Copy, from the entries below, each line where the word "北辰区文化和旅游局" can be found.

--- INPUT FOR THIS TASK ---

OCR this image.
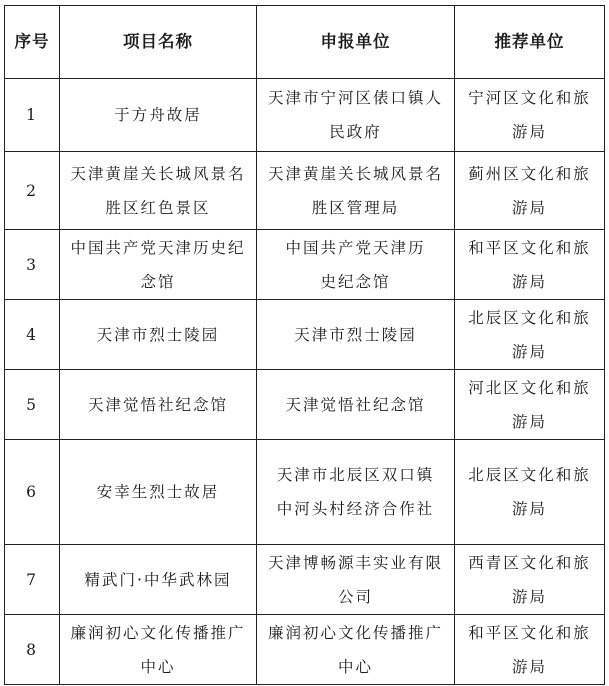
序号	项目名称	申报单位	推荐单位
1	于方舟故居	天津市宁河区俵口镇人民政府	宁河区文化和旅游局
2	天津黄崖关长城风景名胜区红色景区	天津黄崖关长城风景名胜区管理局	蓟州区文化和旅游局
3	中国共产党天津历史纪念馆	中国共产党天津历史纪念馆	和平区文化和旅游局
4	天津市烈士陵园	天津市烈士陵园	北辰区文化和旅游局
5	天津觉悟社纪念馆	天津觉悟社纪念馆	河北区文化和旅游局
6	安幸生烈士故居	天津市北辰区双口镇中河头村经济合作社	北辰区文化和旅游局
7	精武门·中华武林园	天津博畅源丰实业有限公司	西青区文化和旅游局
8	廉润初心文化传播推广中心	廉润初心文化传播推广中心	和平区文化和旅游局
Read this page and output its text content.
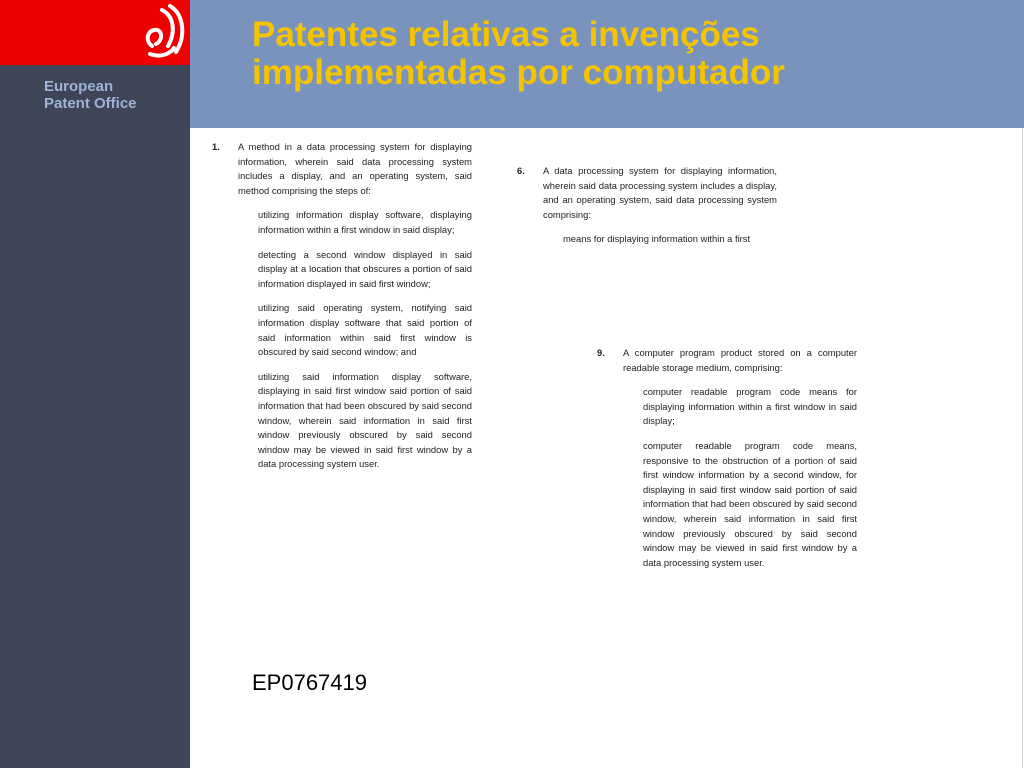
European
Patent Office
Patentes relativas a invenções
implementadas por computador
1. A method in a data processing system for displaying information, wherein said data processing system includes a display, and an operating system, said method comprising the steps of:

utilizing information display software, displaying information within a first window in said display;

detecting a second window displayed in said display at a location that obscures a portion of said information displayed in said first window;

utilizing said operating system, notifying said information display software that said portion of said information within said first window is obscured by said second window; and

utilizing said information display software, displaying in said first window said portion of said information that had been obscured by said second window, wherein said information in said first window previously obscured by said second window may be viewed in said first window by a data processing system user.

6. A data processing system for displaying information, wherein said data processing system includes a display, and an operating system, said data processing system comprising:

means for displaying information within a first

9. A computer program product stored on a computer readable storage medium, comprising:

computer readable program code means for displaying information within a first window in said display;

computer readable program code means, responsive to the obstruction of a portion of said first window information by a second window, for displaying in said first window said portion of said information that had been obscured by said second window, wherein said information in said first window previously obscured by said second window may be viewed in said first window by a data processing system user.

EP0767419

---

* IN RESPONSE:
4	天津市烈士陵园	天津市烈士陵园	北辰区文化和旅游局
6	安幸生烈士故居	天津市北辰区双口镇中河头村经济合作社	北辰区文化和旅游局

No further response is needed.